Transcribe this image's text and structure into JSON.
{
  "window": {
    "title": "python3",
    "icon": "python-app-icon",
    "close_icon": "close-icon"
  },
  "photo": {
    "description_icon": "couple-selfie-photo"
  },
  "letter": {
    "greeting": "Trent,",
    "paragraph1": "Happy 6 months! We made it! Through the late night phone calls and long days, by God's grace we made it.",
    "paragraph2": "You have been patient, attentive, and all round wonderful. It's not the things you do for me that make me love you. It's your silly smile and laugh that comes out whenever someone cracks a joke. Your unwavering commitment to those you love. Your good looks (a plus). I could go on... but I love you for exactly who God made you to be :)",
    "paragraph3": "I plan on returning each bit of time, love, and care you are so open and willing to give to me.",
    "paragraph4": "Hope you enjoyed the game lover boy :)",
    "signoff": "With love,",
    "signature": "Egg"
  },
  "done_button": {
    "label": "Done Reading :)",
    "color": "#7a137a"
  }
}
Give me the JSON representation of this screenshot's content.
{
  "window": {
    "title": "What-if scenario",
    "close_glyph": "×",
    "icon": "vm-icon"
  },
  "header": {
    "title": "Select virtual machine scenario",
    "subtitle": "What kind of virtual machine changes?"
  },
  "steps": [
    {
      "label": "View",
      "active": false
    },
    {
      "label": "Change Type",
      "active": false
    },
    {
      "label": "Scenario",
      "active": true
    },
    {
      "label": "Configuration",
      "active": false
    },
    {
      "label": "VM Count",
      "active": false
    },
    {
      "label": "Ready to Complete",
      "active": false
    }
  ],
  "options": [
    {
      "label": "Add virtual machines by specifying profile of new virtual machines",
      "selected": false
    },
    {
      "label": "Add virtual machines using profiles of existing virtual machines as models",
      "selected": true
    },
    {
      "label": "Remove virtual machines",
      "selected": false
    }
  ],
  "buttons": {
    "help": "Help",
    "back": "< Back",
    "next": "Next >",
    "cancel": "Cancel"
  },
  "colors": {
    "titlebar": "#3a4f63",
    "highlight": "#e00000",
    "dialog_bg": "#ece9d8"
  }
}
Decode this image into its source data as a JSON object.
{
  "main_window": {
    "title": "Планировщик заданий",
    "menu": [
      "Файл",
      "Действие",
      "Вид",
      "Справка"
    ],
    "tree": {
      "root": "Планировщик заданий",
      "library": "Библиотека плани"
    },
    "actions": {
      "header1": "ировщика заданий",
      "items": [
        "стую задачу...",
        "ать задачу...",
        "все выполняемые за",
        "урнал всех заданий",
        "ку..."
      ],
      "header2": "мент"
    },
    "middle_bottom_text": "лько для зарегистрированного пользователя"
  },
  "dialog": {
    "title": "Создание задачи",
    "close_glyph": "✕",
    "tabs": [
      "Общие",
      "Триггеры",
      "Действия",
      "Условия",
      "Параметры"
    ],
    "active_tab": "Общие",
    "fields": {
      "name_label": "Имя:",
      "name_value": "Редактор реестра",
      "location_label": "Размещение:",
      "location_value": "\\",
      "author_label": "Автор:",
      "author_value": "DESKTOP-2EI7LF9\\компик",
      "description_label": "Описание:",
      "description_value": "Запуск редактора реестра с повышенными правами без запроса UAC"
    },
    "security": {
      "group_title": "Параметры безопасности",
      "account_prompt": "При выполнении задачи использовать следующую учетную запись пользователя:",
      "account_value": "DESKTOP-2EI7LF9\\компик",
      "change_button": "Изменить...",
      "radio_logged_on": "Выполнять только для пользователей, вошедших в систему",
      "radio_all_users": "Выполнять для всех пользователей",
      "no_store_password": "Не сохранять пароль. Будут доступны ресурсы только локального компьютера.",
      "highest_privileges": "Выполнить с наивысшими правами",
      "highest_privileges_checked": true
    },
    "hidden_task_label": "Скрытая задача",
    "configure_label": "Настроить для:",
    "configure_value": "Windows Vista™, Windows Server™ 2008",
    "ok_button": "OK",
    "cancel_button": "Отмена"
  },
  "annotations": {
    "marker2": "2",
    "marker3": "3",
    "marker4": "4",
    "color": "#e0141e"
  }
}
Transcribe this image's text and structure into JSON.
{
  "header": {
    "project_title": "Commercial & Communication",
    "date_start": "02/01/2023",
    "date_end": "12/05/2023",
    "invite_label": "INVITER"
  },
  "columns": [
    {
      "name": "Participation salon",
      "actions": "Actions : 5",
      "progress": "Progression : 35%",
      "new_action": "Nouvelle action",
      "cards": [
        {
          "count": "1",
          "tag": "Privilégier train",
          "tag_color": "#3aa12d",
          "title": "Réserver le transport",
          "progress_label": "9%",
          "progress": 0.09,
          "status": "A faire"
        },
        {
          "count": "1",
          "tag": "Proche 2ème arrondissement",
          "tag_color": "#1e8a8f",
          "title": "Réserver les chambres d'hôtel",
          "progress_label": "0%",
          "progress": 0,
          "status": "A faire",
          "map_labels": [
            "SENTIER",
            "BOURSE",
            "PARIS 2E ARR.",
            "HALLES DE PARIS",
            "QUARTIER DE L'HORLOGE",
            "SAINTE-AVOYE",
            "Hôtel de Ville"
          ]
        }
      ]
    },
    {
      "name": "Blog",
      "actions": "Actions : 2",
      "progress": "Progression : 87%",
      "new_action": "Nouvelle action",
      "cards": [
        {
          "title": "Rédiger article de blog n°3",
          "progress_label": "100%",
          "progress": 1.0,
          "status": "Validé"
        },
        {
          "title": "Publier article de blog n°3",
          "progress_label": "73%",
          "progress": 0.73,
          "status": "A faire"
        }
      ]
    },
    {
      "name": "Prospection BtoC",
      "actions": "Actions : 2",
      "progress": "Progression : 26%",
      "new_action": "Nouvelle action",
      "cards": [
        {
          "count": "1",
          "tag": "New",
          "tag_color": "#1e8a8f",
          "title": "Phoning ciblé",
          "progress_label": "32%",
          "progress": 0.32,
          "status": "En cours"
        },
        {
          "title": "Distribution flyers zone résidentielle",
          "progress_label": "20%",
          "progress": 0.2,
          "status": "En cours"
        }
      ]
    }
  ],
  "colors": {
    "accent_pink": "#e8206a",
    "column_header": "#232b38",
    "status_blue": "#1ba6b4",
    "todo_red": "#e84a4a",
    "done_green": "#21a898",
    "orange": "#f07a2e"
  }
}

========================

■ REQUIRED WORK
Track down the lines that include the word "JSON" and copy them.

■ WORKED SOLUTION
Transcribe this image's text and structure into JSON.
Give me the JSON representation of this screenshot's content.
Decode this image into its source data as a JSON object.
Transcribe this image's text and structure into JSON.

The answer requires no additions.